Omit every picture and output the rest of the records exactly as they are.

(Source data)

=-=-=-=-=

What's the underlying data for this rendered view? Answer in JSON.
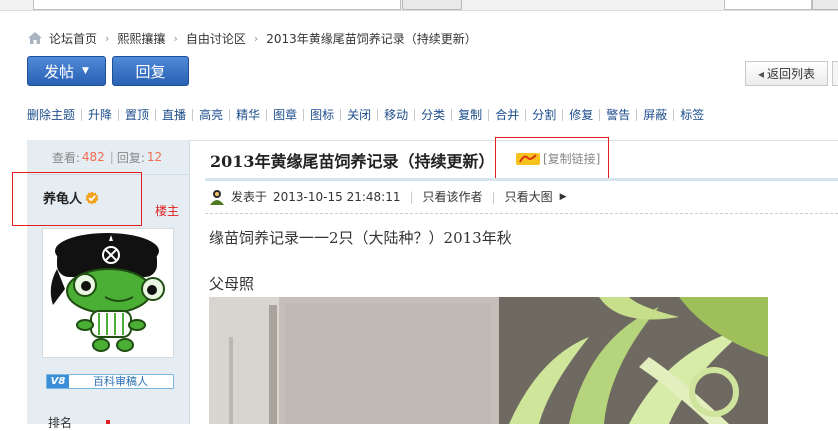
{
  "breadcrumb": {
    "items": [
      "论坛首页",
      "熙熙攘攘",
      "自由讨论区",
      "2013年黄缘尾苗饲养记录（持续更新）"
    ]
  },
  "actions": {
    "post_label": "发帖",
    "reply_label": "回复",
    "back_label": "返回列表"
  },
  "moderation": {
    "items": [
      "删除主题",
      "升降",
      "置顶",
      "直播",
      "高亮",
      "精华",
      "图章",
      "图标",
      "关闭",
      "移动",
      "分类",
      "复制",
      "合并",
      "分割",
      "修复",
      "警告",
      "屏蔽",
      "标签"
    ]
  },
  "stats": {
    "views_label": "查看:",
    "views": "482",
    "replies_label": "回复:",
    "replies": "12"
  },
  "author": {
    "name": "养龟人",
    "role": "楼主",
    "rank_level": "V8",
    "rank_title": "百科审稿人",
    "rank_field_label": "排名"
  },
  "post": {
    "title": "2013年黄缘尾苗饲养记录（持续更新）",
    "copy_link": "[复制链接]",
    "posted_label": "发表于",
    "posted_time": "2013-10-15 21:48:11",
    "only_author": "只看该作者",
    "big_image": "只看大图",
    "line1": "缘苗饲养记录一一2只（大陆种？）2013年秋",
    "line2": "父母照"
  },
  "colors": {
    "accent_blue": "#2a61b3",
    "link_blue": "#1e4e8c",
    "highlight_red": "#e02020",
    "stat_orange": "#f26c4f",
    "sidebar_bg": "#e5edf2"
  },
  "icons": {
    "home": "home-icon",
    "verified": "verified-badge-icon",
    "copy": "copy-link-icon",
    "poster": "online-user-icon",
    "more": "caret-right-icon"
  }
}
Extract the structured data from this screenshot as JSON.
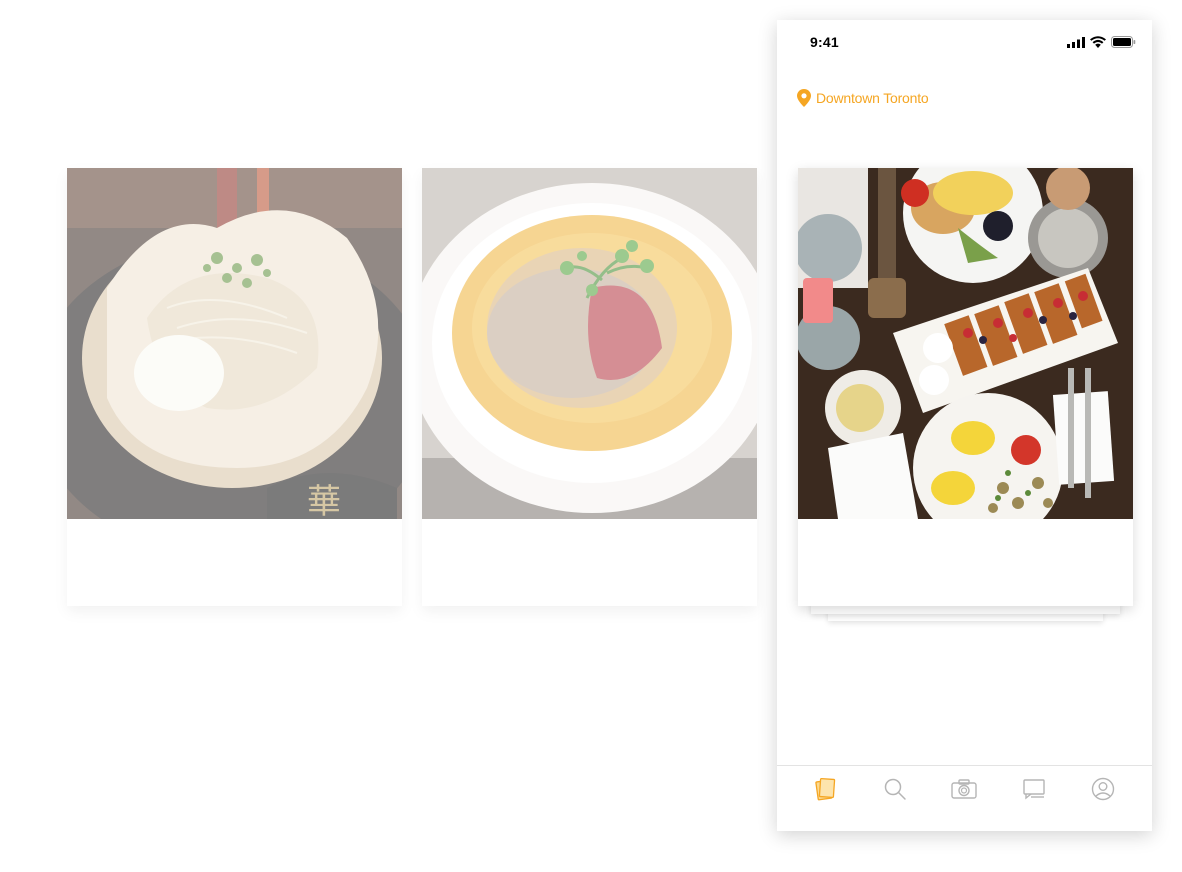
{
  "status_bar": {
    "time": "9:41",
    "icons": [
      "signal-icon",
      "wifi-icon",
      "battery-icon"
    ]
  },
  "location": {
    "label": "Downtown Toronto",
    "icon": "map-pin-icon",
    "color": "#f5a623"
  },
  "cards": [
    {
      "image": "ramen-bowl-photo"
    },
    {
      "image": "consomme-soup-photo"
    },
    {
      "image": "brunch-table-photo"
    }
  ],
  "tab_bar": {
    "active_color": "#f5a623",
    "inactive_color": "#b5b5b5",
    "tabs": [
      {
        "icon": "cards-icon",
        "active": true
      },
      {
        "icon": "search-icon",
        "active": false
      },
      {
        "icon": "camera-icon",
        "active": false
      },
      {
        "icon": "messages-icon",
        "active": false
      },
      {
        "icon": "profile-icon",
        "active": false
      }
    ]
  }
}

=-=-=-=-=

#### OUTPUT:
What's the underlying data for this rendered view? Answer in JSON.
{
  "breadcrumb": {
    "items": [
      "论坛首页",
      "熙熙攘攘",
      "自由讨论区",
      "2013年黄缘尾苗饲养记录（持续更新）"
    ]
  },
  "actions": {
    "post_label": "发帖",
    "reply_label": "回复",
    "back_label": "返回列表"
  },
  "moderation": {
    "items": [
      "删除主题",
      "升降",
      "置顶",
      "直播",
      "高亮",
      "精华",
      "图章",
      "图标",
      "关闭",
      "移动",
      "分类",
      "复制",
      "合并",
      "分割",
      "修复",
      "警告",
      "屏蔽",
      "标签"
    ]
  },
  "stats": {
    "views_label": "查看:",
    "views": "482",
    "replies_label": "回复:",
    "replies": "12"
  },
  "author": {
    "name": "养龟人",
    "role": "楼主",
    "rank_level": "V8",
    "rank_title": "百科审稿人",
    "rank_field_label": "排名"
  },
  "post": {
    "title": "2013年黄缘尾苗饲养记录（持续更新）",
    "copy_link": "[复制链接]",
    "posted_label": "发表于",
    "posted_time": "2013-10-15 21:48:11",
    "only_author": "只看该作者",
    "big_image": "只看大图",
    "line1": "缘苗饲养记录一一2只（大陆种？）2013年秋",
    "line2": "父母照"
  },
  "colors": {
    "accent_blue": "#2a61b3",
    "link_blue": "#1e4e8c",
    "highlight_red": "#e02020",
    "stat_orange": "#f26c4f",
    "sidebar_bg": "#e5edf2"
  },
  "icons": {
    "home": "home-icon",
    "verified": "verified-badge-icon",
    "copy": "copy-link-icon",
    "poster": "online-user-icon",
    "more": "caret-right-icon"
  }
}
Extract the structured data from this screenshot as JSON.
{
  "status_bar": {
    "time": "9:41",
    "icons": [
      "signal-icon",
      "wifi-icon",
      "battery-icon"
    ]
  },
  "location": {
    "label": "Downtown Toronto",
    "icon": "map-pin-icon",
    "color": "#f5a623"
  },
  "cards": [
    {
      "image": "ramen-bowl-photo"
    },
    {
      "image": "consomme-soup-photo"
    },
    {
      "image": "brunch-table-photo"
    }
  ],
  "tab_bar": {
    "active_color": "#f5a623",
    "inactive_color": "#b5b5b5",
    "tabs": [
      {
        "icon": "cards-icon",
        "active": true
      },
      {
        "icon": "search-icon",
        "active": false
      },
      {
        "icon": "camera-icon",
        "active": false
      },
      {
        "icon": "messages-icon",
        "active": false
      },
      {
        "icon": "profile-icon",
        "active": false
      }
    ]
  }
}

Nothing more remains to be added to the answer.